START The data

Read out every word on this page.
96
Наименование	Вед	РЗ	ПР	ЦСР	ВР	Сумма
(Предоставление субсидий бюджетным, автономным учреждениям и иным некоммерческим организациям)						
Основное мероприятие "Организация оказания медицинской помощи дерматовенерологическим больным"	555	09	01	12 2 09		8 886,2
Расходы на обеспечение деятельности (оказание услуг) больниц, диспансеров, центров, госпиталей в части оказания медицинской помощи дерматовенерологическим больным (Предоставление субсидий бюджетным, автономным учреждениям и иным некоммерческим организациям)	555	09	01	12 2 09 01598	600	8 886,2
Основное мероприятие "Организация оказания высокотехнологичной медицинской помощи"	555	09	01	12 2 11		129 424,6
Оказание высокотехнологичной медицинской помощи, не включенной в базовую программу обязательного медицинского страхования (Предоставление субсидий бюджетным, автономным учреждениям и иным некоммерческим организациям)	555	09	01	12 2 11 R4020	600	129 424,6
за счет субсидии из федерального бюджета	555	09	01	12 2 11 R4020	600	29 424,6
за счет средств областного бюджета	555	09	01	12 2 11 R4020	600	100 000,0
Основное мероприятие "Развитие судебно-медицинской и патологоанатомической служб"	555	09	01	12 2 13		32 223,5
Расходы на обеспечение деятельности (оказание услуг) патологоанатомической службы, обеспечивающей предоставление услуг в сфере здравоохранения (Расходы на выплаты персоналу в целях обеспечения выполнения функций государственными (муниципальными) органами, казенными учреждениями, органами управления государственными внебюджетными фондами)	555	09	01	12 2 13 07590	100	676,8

END The data
START The data

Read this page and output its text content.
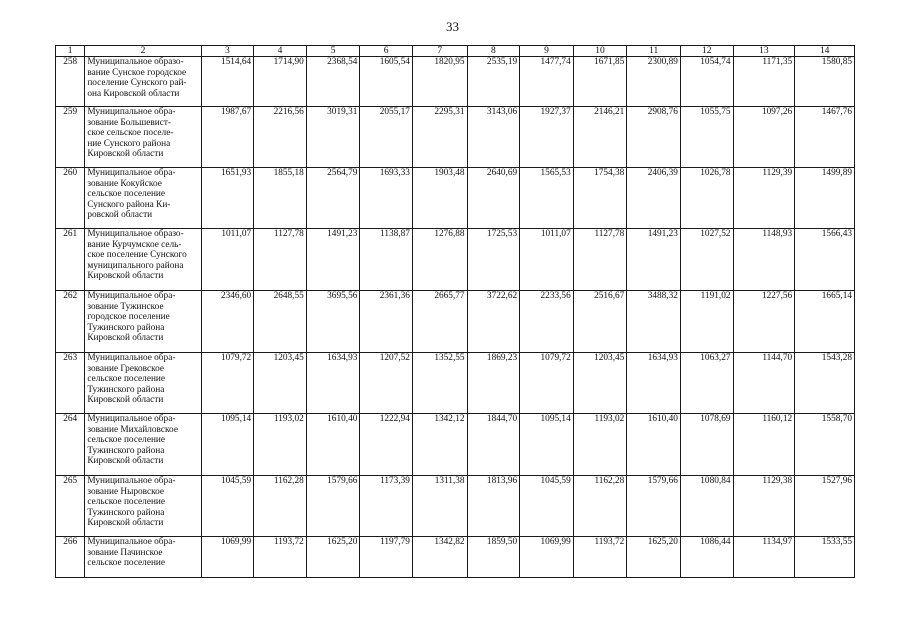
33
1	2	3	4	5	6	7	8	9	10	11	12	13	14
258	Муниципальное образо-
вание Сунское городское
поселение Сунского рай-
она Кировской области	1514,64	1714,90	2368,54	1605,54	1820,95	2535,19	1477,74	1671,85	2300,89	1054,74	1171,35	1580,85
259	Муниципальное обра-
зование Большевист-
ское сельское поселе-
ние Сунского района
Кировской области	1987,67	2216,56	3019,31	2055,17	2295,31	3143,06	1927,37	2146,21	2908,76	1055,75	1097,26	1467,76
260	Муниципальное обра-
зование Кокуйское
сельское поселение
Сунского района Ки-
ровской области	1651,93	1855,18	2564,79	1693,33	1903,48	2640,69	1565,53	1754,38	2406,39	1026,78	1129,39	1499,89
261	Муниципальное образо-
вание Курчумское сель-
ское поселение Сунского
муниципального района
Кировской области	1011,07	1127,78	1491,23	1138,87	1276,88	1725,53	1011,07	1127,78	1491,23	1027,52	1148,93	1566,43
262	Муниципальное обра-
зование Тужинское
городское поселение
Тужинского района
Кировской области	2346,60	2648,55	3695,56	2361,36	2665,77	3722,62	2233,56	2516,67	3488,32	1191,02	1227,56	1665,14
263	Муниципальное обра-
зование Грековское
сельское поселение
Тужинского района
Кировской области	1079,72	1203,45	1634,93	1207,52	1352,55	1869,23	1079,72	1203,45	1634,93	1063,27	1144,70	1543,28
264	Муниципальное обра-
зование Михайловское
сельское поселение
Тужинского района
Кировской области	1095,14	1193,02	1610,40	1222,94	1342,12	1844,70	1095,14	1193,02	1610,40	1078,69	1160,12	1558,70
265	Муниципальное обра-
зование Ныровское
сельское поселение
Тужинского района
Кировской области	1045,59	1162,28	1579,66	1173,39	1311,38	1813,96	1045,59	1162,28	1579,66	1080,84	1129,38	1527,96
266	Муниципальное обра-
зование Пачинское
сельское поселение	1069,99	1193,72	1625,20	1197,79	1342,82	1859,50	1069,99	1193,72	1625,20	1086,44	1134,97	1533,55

END The data
START The data

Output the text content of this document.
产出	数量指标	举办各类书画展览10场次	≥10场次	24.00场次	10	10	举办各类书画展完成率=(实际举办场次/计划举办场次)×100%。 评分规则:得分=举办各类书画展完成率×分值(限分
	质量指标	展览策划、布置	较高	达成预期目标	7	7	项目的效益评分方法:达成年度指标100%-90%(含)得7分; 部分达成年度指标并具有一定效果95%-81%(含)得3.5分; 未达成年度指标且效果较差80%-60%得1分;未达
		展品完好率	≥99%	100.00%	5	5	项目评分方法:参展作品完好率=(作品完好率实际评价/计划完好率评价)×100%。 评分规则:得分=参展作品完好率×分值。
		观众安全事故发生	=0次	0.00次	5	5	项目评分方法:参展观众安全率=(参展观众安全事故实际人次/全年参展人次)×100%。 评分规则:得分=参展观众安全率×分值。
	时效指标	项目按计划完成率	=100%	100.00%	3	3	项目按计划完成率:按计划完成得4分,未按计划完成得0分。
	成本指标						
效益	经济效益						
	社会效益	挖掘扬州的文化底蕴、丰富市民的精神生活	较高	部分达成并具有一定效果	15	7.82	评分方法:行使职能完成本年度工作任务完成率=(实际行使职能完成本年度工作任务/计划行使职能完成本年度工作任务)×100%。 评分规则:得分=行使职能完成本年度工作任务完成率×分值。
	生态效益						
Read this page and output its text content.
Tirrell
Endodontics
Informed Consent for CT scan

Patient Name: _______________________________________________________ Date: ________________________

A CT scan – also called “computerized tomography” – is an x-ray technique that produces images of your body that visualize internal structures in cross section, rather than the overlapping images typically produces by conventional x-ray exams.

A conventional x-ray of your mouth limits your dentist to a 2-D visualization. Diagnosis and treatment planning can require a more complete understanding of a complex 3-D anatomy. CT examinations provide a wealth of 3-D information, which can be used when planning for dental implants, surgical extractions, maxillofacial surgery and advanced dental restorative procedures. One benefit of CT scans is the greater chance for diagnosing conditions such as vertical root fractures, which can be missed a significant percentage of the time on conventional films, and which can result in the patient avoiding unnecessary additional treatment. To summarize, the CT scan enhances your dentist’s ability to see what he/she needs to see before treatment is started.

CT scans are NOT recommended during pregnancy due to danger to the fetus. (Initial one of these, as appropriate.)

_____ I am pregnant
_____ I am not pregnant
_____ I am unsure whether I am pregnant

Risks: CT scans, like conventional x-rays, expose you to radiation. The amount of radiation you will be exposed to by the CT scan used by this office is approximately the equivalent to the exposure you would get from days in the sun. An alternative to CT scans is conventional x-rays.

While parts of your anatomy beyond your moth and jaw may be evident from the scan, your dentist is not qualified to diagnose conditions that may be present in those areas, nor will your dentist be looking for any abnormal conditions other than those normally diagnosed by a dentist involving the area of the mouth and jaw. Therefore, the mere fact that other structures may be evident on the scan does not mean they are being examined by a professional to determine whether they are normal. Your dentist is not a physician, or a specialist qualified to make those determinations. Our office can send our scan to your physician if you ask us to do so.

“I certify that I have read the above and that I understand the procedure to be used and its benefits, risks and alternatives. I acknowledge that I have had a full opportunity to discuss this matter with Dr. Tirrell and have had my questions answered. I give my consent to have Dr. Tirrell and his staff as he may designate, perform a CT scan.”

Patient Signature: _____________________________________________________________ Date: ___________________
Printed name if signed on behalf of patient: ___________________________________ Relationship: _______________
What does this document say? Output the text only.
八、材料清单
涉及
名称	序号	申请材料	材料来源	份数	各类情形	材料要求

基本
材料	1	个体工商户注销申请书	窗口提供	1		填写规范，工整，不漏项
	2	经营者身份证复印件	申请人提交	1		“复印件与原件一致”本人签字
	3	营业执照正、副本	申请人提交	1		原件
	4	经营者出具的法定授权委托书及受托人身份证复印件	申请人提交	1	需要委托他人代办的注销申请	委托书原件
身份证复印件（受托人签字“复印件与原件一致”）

END The data

[Exercise requirements] Copy every line of the listing that includes the string "document".

[Answer to the problem]
Output the text content of this document.
What does this document say? Output the text only.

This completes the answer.